> OBJECTIVE:
Below are records. Copy every line with "doit" in it.

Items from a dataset
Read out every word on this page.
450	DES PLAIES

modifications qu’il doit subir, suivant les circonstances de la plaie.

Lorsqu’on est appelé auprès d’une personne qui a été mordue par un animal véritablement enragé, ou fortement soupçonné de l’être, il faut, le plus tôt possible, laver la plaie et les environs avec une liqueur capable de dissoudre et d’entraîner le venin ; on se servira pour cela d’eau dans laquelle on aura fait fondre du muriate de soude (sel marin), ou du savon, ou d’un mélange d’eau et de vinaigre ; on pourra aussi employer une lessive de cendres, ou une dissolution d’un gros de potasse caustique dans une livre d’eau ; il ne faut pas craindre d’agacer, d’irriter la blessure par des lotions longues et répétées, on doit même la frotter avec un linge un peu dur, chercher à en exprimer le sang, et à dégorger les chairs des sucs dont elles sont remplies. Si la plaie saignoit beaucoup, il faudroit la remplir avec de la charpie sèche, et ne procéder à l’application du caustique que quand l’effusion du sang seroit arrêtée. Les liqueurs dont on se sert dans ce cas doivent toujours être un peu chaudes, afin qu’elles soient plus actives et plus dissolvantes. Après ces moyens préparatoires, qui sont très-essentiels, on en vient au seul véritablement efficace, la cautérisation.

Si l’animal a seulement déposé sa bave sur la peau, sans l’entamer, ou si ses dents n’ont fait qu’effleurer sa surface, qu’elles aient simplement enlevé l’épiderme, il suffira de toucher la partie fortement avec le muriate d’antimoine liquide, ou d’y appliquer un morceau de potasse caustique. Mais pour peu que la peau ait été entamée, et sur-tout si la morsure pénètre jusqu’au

> FULL ANSWER:
modifications qu’il doit subir, suivant les circonstances de la plaie.
Lorsqu’on est appelé auprès d’une personne qui a été mordue par un animal véritablement enragé, ou fortement soupçonné de l’être, il faut, le plus tôt possible, laver la plaie et les environs avec une liqueur capable de dissoudre et d’entraîner le venin ; on se servira pour cela d’eau dans laquelle on aura fait fondre du muriate de soude (sel marin), ou du savon, ou d’un mélange d’eau et de vinaigre ; on pourra aussi employer une lessive de cendres, ou une dissolution d’un gros de potasse caustique dans une livre d’eau ; il ne faut pas craindre d’agacer, d’irriter la blessure par des lotions longues et répétées, on doit même la frotter avec un linge un peu dur, chercher à en exprimer le sang, et à dégorger les chairs des sucs dont elles sont remplies. Si la plaie saignoit beaucoup, il faudroit la remplir avec de la charpie sèche, et ne procéder à l’application du caustique que quand l’effusion du sang seroit arrêtée. Les liqueurs dont on se sert dans ce cas doivent toujours être un peu chaudes, afin qu’elles soient plus actives et plus dissolvantes. Après ces moyens préparatoires, qui sont très-essentiels, on en vient au seul véritablement efficace, la cautérisation.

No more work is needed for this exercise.